-- Start Text excerpt --
Difference between .. and ... in boolean ranges

Oliver Dain

9/4/2003 10:59:00 PM

I'm a bit confused by some Ruby behavior I'm seeing with ranges. As I
understand it the difference between

0..5

and

0...5

is that the former includes the number 5 while the 2nd does not. That
seems to be the case, but one would expect the same type of behavior
in boolean context. For example, I'd think

0.upto(9) do |x|
if (x==3)..(x==5)
puts "In the range: #{x}"
else
puts "Not in the range: #{x}"
end
end

Would output:

Not in the range: 0
Not in the range: 1
Not in the range: 2
In the range: 3
In the range: 4
In the range: 5
Not in the range: 6
Not in the range: 7
Not in the range: 8
Not in the range: 9

while using the 3 dot form like this:

0.upto(9) do |x|
if (x==3)...(x==5)
puts "In the range: #{x}"
else
puts "Not in the range: #{x}"
-- End Text excerpt --
*Task set*.
a - In the records, lay out as a JSON list of strings the part that opens with the line containing "line-segment: rée, mais" and closes with the line containing "text-line: C'est qu'en", both included, one string per line and no blank lines.
b - Extend the post on Ruby's boolean ranges, picking up right after its final line.
-- Start Source material --
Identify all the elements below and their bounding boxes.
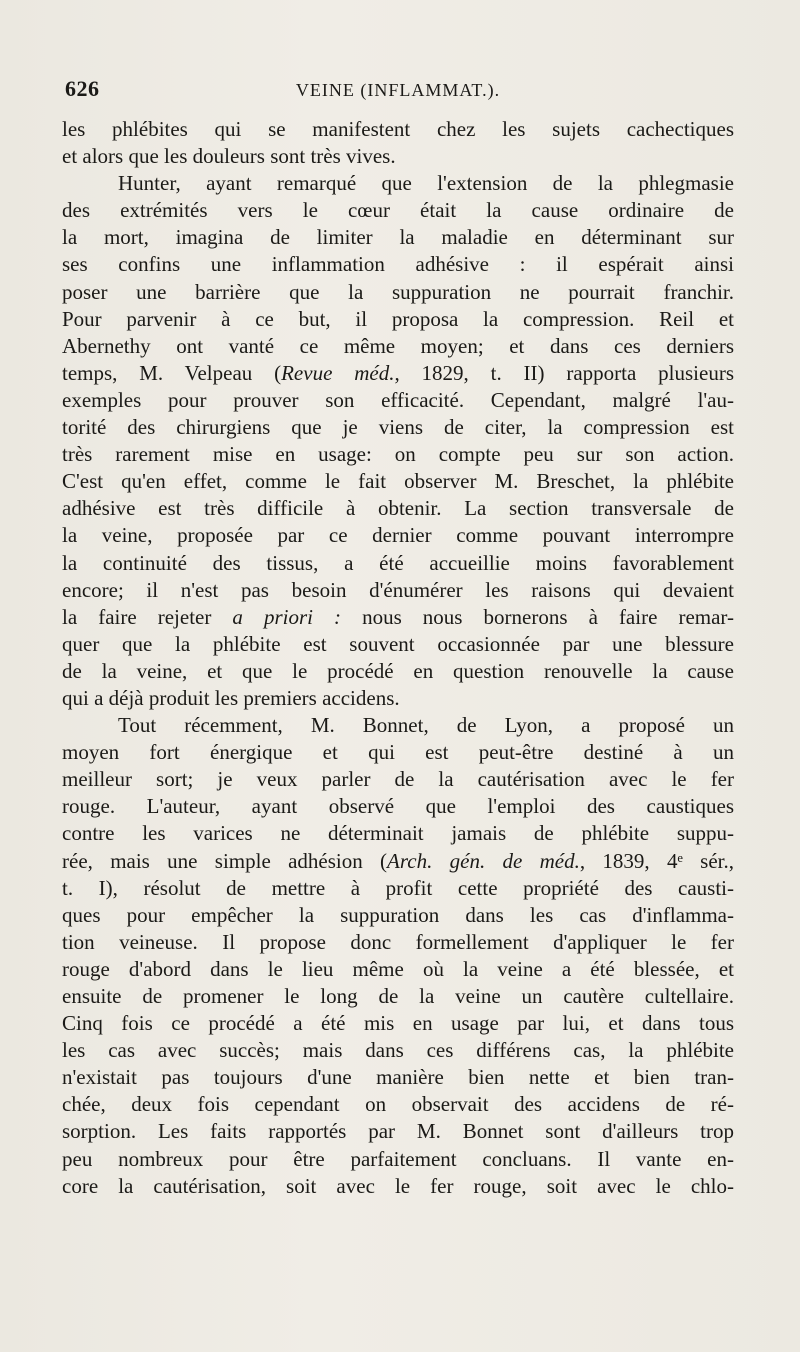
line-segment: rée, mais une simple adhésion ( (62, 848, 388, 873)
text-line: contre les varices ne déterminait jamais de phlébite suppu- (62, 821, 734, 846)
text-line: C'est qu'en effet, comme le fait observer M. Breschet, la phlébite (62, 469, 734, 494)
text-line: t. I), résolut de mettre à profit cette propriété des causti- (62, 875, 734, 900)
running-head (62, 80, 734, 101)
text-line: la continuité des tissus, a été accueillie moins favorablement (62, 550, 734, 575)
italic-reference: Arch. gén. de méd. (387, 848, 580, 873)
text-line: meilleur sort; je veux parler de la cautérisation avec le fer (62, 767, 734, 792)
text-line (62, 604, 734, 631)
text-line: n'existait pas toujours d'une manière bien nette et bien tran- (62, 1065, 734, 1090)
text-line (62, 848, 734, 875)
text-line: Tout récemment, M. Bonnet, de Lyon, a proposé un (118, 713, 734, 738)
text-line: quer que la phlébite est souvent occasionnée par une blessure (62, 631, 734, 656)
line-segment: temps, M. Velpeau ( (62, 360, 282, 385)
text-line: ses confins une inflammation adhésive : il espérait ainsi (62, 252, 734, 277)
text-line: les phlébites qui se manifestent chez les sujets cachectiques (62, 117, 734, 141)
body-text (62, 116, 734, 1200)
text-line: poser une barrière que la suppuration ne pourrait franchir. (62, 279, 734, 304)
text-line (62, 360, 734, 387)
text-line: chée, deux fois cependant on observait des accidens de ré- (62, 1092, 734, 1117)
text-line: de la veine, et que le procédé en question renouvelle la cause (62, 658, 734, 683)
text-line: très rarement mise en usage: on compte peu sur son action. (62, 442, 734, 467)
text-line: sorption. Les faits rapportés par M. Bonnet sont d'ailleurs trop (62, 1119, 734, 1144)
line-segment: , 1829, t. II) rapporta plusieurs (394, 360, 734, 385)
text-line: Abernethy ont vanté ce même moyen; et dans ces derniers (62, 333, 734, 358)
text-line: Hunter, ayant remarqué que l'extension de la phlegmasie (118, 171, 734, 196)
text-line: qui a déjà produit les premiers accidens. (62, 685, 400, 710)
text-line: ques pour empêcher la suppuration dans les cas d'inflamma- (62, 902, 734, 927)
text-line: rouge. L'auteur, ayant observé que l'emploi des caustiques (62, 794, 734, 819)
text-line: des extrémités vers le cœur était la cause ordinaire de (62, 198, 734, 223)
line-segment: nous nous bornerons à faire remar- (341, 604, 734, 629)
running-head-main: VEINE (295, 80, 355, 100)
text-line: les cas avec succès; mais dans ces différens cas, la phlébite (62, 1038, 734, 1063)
-- End Source material --
*Response list*.
a -
[
  "line-segment: rée, mais une simple adhésion ( (62, 848, 388, 873)",
  "text-line: contre les varices ne déterminait jamais de phlébite suppu- (62, 821, 734, 846)",
  "text-line: C'est qu'en effet, comme le fait observer M. Breschet, la phlébite (62, 469, 734, 494)"
]

b -
end
end

Would output:

Not in the range: 0
Not in the range: 1
Not in the range: 2
In the range: 3
In the range: 4
Not in the range: 5
Not in the range: 6
Not in the range: 7
Not in the range: 8
Not in the range: 9

However, the 3 dot form doesn't work as expected. It outputs the same
as the 2 dot form (which works as expected). What gives? This seems
unintuitive to me. Any thoughts?

Thanks,
Oliver
11 Answers

Sean O'Dell

9/4/2003 11:49:00 PM

0

Oliver Dain wrote:
> I''m a bit confused by some Ruby behavior I''m seeing with ranges. As I
> understand it the difference between
>
> 0..5
>
> and
>
> 0...5
>
> is that the former includes the number 5 while the 2nd does not. That
> seems to be the case, but one would expect the same type of behavior
> in boolean context. For example, I''d think
>
> 0.upto(9) do |x|
> if (x==3)..(x==5)
> puts "In the range: #{x}"
> else
> puts "Not in the range: #{x}"
> end
> end
>
> Would output:
>
> Not in the range: 0
> Not in the range: 1
> Not in the range: 2
> In the range: 3
> In the range: 4
> In the range: 5
> Not in the range: 6
> Not in the range: 7
> Not in the range: 8
> Not in the range: 9
>
> while using the 3 dot form like this:
>
> 0.upto(9) do |x|
> if (x==3)...(x==5)
> puts "In the range: #{x}"
> else
> puts "Not in the range: #{x}"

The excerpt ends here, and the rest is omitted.